Passage for review
————
There is the surface, that is to say the world of men, and then there is what lies beneath and sometimes rises from the waters to sow chaos or simply come into contact with our species, like the eponymous character in Jean Giraudoux’s Ondine or Andersen’s The Little Mermaid. And then there are the depths, the abyss, the unknown and sometimes even the horror, from which monsters and souls corrupted by the waves emerge : the fishing village in the video game Bloodborne, based mainly on Victorian imagery and Lovecraft’s nightmarish tales, is the remnants of a community that the sea has transformed into a wild horde, just as in Sekiro, another video game production by Hidetaka Miyazaki, a poisoned alcohol has consumed the reason of the inhabitants, whom the harshness of the lifestyle has driven to drink until they go mad.

But Ocean Fantasy is not only limited to worlds populated by aquatic creatures and can write its stories through the exploits of men while creating a very particular form of narration. In this sense, Eiichiro Oda’s manga One Piece is a typical example of a procedural model of narration: launched on the Grand Blue Ocean, the crew of the Sunny sails from island to island and each piece of land in the middle of the waves is an opportunity to renew the plot and give rise to a new narrative arc. In terms of narration and renewal of stories, certain geographical areas and oceanic infrastructures are inexhaustible sources of creation, as Lauric Guillaud notably underlines in his work devoted to the myths of Atlantis. The seas and oceans are vast, teeming with unexplored areas and unknown creatures, and it is their mysteries and shadowy areas that make them sources of inspiration that have been constantly updated for several tens of centuries.

From the enchanting songs of the mermaids to the deafening laments of the krakens lurking in the abyss; from the most alcoholic old sea wolves to the most flamboyant privateers; from the passionate explorers to the tribes who are one with the vast expanses of water as far as the eye can see; from utopian but corrupt cities, such as Bioshock‘s Rapture to the darkest caves in which terrifying creatures hide: the ocean worlds are full of themes and dichotomies. How does the opposition between the world of the sea surface and that of the abyss allow for a diversity of narratives, if not a renewal? How do myths, tales and legends provide a breeding ground for the imaginations of the sea and the ocean? Are there still areas unexplored by this theme, which is both particularly present and persistent in Fantasy? Whether these are works set in a world where the sea is omnipresent, such as Ursula K. Le Guin’s Earthsea series, Robin Hobb’s The Liveship Traders, or certain narrative arcs, notably in Kentaro Miura’s manga Berserk and its terrifying God of the Sea, Fantasy always seems to return to the open sea and its mysteries in order to reinvent itself and explore once again environments and bestiaries that still evolve on immemorial bases. In this sense the immram or immrama, these tales of travel and navigation belonging to Celtic myths, form a solid and renewable basis for adventures and explorations as much as certain great texts of ancient Greek culture but also Arab-Persian such as Sinbad the Sailor.

For its 11th issue, Fantasy Art and Studies invites you to submit papers exploring the relationship between Fantasy and the ocean imaginary.

Topics may include but are not limited to :

  •  the imaginary of the surface, between navigational narratives and island explorations,
  • the imaginations of the depths,
  • the sea and the ocean as motors of narrative structures,
  • the historical facts and legends surrounding the ocean and their re-actualisation in Fantasy,
  • the oceanic and maritime aesthetics in Fantasy, from places as well as characters.
————
Given data
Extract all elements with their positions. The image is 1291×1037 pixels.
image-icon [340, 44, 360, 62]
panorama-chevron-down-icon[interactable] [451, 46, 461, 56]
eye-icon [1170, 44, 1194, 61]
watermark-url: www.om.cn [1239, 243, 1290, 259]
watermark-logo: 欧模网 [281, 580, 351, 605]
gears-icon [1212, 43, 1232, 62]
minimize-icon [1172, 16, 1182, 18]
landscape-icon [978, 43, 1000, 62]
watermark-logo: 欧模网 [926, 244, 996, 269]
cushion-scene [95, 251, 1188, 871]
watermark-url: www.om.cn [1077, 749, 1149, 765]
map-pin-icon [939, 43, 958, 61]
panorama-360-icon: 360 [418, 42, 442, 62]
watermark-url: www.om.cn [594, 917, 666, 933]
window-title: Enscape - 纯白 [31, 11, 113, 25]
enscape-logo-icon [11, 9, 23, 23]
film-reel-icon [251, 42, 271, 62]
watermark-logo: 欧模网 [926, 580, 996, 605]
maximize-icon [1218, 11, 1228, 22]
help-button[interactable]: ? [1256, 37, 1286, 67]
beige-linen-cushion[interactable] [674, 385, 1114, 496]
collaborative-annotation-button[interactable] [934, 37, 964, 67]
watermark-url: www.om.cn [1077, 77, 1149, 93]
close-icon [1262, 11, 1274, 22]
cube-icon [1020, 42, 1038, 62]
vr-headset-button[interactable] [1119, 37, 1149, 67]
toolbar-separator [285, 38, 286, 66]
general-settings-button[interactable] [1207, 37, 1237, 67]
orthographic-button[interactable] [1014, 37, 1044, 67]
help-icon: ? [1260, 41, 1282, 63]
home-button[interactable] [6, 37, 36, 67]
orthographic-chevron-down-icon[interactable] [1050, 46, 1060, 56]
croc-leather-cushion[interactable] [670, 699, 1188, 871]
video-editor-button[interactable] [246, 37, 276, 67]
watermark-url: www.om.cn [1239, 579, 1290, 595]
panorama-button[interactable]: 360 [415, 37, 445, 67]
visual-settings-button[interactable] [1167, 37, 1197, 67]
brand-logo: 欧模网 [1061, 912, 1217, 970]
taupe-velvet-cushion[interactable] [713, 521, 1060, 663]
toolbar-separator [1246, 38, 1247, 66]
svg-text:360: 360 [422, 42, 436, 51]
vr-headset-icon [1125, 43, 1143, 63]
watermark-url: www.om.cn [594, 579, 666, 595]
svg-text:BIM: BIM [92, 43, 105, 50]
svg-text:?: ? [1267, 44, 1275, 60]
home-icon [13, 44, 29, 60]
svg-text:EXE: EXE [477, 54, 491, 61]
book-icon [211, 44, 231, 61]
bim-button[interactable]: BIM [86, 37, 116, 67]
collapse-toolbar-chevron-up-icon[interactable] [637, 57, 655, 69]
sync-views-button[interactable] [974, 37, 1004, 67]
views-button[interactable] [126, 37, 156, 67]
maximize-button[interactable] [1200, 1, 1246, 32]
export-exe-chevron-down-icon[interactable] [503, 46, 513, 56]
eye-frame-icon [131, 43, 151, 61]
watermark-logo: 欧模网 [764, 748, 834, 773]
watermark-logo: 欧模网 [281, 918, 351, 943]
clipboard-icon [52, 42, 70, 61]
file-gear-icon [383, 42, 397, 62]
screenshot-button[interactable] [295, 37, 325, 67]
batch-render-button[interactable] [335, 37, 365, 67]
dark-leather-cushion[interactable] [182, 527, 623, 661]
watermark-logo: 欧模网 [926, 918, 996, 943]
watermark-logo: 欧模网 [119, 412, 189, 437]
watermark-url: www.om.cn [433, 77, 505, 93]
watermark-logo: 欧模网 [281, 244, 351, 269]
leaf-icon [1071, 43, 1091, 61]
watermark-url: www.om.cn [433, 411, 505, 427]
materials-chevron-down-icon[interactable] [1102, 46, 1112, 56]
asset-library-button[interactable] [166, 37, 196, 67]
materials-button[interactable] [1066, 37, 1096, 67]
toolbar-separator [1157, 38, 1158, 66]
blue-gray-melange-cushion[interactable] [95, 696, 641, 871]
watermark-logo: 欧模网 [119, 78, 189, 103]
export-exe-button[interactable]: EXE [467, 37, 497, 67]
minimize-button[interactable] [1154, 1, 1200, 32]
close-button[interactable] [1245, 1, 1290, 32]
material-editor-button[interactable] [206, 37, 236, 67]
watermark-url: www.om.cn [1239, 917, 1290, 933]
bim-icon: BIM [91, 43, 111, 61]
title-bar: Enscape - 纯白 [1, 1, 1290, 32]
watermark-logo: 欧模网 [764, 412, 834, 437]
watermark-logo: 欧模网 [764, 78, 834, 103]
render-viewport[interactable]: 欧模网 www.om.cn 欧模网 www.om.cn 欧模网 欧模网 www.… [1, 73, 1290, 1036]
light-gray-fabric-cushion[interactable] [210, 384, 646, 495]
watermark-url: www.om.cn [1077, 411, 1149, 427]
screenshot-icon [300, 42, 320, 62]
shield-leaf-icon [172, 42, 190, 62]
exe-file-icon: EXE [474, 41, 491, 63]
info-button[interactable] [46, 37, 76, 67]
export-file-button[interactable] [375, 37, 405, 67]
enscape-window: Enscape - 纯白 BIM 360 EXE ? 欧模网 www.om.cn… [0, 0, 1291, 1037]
————
Problem statement
Repeat the call for papers from "Topics may include" up to and including "well as characters.", swapping "Fantasy" for "Speculative Fiction". The data play no part in what follows and can be set aside.

Reply to the exercise
Topics may include but are not limited to :

  •  the imaginary of the surface, between navigational narratives and island explorations,
  • the imaginations of the depths,
  • the sea and the ocean as motors of narrative structures,
  • the historical facts and legends surrounding the ocean and their re-actualisation in Speculative Fiction,
  • the oceanic and maritime aesthetics in Speculative Fiction, from places as well as characters.